## begin
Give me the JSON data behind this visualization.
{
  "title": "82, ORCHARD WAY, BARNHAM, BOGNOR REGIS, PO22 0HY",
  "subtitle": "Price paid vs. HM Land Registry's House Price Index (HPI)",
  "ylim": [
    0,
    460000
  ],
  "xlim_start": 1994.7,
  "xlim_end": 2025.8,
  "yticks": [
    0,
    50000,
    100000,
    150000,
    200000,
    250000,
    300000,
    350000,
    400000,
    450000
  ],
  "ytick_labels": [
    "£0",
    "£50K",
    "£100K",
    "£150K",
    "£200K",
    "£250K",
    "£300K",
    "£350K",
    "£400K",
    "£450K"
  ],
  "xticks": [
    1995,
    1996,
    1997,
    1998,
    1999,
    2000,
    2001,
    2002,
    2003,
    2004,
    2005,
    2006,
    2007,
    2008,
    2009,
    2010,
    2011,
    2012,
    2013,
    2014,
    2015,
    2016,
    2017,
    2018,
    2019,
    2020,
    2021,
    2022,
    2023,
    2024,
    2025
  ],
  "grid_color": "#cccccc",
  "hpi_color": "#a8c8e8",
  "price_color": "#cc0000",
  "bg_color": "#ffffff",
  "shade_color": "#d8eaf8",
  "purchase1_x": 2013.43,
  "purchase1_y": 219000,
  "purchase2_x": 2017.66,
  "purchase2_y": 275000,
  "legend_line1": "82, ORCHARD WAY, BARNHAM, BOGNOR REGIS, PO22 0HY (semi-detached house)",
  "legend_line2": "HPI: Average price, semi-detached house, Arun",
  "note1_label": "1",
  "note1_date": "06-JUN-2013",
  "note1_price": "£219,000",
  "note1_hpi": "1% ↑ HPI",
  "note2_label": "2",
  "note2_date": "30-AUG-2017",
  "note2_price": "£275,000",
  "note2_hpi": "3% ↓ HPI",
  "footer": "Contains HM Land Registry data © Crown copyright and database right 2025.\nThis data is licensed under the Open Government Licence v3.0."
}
## end
- [EXERCISE TASK]:
Output all of the material exactly as written.

- [COMPLETE ANSWER]:
Give me the JSON data behind this visualization.
{
  "title": "82, ORCHARD WAY, BARNHAM, BOGNOR REGIS, PO22 0HY",
  "subtitle": "Price paid vs. HM Land Registry's House Price Index (HPI)",
  "ylim": [
    0,
    460000
  ],
  "xlim_start": 1994.7,
  "xlim_end": 2025.8,
  "yticks": [
    0,
    50000,
    100000,
    150000,
    200000,
    250000,
    300000,
    350000,
    400000,
    450000
  ],
  "ytick_labels": [
    "£0",
    "£50K",
    "£100K",
    "£150K",
    "£200K",
    "£250K",
    "£300K",
    "£350K",
    "£400K",
    "£450K"
  ],
  "xticks": [
    1995,
    1996,
    1997,
    1998,
    1999,
    2000,
    2001,
    2002,
    2003,
    2004,
    2005,
    2006,
    2007,
    2008,
    2009,
    2010,
    2011,
    2012,
    2013,
    2014,
    2015,
    2016,
    2017,
    2018,
    2019,
    2020,
    2021,
    2022,
    2023,
    2024,
    2025
  ],
  "grid_color": "#cccccc",
  "hpi_color": "#a8c8e8",
  "price_color": "#cc0000",
  "bg_color": "#ffffff",
  "shade_color": "#d8eaf8",
  "purchase1_x": 2013.43,
  "purchase1_y": 219000,
  "purchase2_x": 2017.66,
  "purchase2_y": 275000,
  "legend_line1": "82, ORCHARD WAY, BARNHAM, BOGNOR REGIS, PO22 0HY (semi-detached house)",
  "legend_line2": "HPI: Average price, semi-detached house, Arun",
  "note1_label": "1",
  "note1_date": "06-JUN-2013",
  "note1_price": "£219,000",
  "note1_hpi": "1% ↑ HPI",
  "note2_label": "2",
  "note2_date": "30-AUG-2017",
  "note2_price": "£275,000",
  "note2_hpi": "3% ↓ HPI",
  "footer": "Contains HM Land Registry data © Crown copyright and database right 2025.\nThis data is licensed under the Open Government Licence v3.0."
}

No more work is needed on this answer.